Collection entries

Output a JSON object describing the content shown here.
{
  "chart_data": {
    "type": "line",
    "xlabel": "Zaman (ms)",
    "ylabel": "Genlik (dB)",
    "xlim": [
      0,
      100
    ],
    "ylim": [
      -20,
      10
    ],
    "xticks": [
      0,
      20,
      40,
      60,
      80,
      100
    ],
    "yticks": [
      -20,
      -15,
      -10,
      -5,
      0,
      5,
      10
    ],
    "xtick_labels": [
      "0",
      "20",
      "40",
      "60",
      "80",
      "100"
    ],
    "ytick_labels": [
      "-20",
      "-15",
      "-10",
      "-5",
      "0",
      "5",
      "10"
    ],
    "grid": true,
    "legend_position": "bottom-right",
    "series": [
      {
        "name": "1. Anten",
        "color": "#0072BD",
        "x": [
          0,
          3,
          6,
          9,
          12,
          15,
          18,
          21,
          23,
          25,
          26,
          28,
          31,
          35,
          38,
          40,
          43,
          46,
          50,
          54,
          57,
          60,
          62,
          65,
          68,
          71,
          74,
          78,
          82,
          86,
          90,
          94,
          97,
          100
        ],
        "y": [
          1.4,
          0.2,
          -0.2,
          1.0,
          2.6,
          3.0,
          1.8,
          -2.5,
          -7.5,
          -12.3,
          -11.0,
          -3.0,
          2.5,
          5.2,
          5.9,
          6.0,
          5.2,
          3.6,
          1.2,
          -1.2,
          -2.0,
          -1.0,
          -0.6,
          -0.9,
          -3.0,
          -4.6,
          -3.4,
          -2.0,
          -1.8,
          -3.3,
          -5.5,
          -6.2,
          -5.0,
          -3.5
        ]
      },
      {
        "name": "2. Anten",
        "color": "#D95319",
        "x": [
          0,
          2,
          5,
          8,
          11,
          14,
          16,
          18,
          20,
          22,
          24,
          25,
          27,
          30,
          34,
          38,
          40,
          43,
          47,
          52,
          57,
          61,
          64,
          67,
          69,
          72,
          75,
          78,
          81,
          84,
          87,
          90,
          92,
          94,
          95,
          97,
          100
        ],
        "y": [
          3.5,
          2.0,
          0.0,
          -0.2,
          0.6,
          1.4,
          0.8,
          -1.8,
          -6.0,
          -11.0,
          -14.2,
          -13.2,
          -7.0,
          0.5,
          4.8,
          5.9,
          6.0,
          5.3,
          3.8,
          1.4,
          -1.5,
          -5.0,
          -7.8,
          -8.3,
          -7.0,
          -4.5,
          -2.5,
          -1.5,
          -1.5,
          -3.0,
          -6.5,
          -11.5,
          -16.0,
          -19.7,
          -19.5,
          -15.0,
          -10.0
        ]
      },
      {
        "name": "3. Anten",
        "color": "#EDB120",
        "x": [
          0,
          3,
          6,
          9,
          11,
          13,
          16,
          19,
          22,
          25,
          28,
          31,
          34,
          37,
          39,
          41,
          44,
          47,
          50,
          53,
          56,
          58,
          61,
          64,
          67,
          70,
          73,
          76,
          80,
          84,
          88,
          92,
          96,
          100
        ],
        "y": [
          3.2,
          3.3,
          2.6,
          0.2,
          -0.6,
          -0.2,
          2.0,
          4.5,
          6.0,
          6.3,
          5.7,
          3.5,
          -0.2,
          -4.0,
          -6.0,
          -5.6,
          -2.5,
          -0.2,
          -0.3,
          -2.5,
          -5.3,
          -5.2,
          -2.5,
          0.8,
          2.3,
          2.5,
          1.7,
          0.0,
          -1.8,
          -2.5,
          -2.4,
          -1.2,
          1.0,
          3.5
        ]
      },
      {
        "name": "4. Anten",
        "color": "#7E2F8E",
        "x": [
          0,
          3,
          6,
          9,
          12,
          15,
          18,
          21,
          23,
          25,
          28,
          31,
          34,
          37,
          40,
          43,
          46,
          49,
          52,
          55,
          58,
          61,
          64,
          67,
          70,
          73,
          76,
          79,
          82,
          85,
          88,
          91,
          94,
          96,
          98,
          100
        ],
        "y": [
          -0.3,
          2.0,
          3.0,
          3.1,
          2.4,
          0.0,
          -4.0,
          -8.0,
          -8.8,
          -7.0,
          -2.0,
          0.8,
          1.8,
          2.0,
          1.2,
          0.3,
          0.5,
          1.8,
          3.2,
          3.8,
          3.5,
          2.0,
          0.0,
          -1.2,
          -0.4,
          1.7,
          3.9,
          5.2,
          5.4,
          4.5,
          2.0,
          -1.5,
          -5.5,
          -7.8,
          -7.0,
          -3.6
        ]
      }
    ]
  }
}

▶ TO DO
Print every record above exactly as written.

▶ CORRECT RESULT
Output a JSON object describing the content shown here.
{
  "chart_data": {
    "type": "line",
    "xlabel": "Zaman (ms)",
    "ylabel": "Genlik (dB)",
    "xlim": [
      0,
      100
    ],
    "ylim": [
      -20,
      10
    ],
    "xticks": [
      0,
      20,
      40,
      60,
      80,
      100
    ],
    "yticks": [
      -20,
      -15,
      -10,
      -5,
      0,
      5,
      10
    ],
    "xtick_labels": [
      "0",
      "20",
      "40",
      "60",
      "80",
      "100"
    ],
    "ytick_labels": [
      "-20",
      "-15",
      "-10",
      "-5",
      "0",
      "5",
      "10"
    ],
    "grid": true,
    "legend_position": "bottom-right",
    "series": [
      {
        "name": "1. Anten",
        "color": "#0072BD",
        "x": [
          0,
          3,
          6,
          9,
          12,
          15,
          18,
          21,
          23,
          25,
          26,
          28,
          31,
          35,
          38,
          40,
          43,
          46,
          50,
          54,
          57,
          60,
          62,
          65,
          68,
          71,
          74,
          78,
          82,
          86,
          90,
          94,
          97,
          100
        ],
        "y": [
          1.4,
          0.2,
          -0.2,
          1.0,
          2.6,
          3.0,
          1.8,
          -2.5,
          -7.5,
          -12.3,
          -11.0,
          -3.0,
          2.5,
          5.2,
          5.9,
          6.0,
          5.2,
          3.6,
          1.2,
          -1.2,
          -2.0,
          -1.0,
          -0.6,
          -0.9,
          -3.0,
          -4.6,
          -3.4,
          -2.0,
          -1.8,
          -3.3,
          -5.5,
          -6.2,
          -5.0,
          -3.5
        ]
      },
      {
        "name": "2. Anten",
        "color": "#D95319",
        "x": [
          0,
          2,
          5,
          8,
          11,
          14,
          16,
          18,
          20,
          22,
          24,
          25,
          27,
          30,
          34,
          38,
          40,
          43,
          47,
          52,
          57,
          61,
          64,
          67,
          69,
          72,
          75,
          78,
          81,
          84,
          87,
          90,
          92,
          94,
          95,
          97,
          100
        ],
        "y": [
          3.5,
          2.0,
          0.0,
          -0.2,
          0.6,
          1.4,
          0.8,
          -1.8,
          -6.0,
          -11.0,
          -14.2,
          -13.2,
          -7.0,
          0.5,
          4.8,
          5.9,
          6.0,
          5.3,
          3.8,
          1.4,
          -1.5,
          -5.0,
          -7.8,
          -8.3,
          -7.0,
          -4.5,
          -2.5,
          -1.5,
          -1.5,
          -3.0,
          -6.5,
          -11.5,
          -16.0,
          -19.7,
          -19.5,
          -15.0,
          -10.0
        ]
      },
      {
        "name": "3. Anten",
        "color": "#EDB120",
        "x": [
          0,
          3,
          6,
          9,
          11,
          13,
          16,
          19,
          22,
          25,
          28,
          31,
          34,
          37,
          39,
          41,
          44,
          47,
          50,
          53,
          56,
          58,
          61,
          64,
          67,
          70,
          73,
          76,
          80,
          84,
          88,
          92,
          96,
          100
        ],
        "y": [
          3.2,
          3.3,
          2.6,
          0.2,
          -0.6,
          -0.2,
          2.0,
          4.5,
          6.0,
          6.3,
          5.7,
          3.5,
          -0.2,
          -4.0,
          -6.0,
          -5.6,
          -2.5,
          -0.2,
          -0.3,
          -2.5,
          -5.3,
          -5.2,
          -2.5,
          0.8,
          2.3,
          2.5,
          1.7,
          0.0,
          -1.8,
          -2.5,
          -2.4,
          -1.2,
          1.0,
          3.5
        ]
      },
      {
        "name": "4. Anten",
        "color": "#7E2F8E",
        "x": [
          0,
          3,
          6,
          9,
          12,
          15,
          18,
          21,
          23,
          25,
          28,
          31,
          34,
          37,
          40,
          43,
          46,
          49,
          52,
          55,
          58,
          61,
          64,
          67,
          70,
          73,
          76,
          79,
          82,
          85,
          88,
          91,
          94,
          96,
          98,
          100
        ],
        "y": [
          -0.3,
          2.0,
          3.0,
          3.1,
          2.4,
          0.0,
          -4.0,
          -8.0,
          -8.8,
          -7.0,
          -2.0,
          0.8,
          1.8,
          2.0,
          1.2,
          0.3,
          0.5,
          1.8,
          3.2,
          3.8,
          3.5,
          2.0,
          0.0,
          -1.2,
          -0.4,
          1.7,
          3.9,
          5.2,
          5.4,
          4.5,
          2.0,
          -1.5,
          -5.5,
          -7.8,
          -7.0,
          -3.6
        ]
      }
    ]
  }
}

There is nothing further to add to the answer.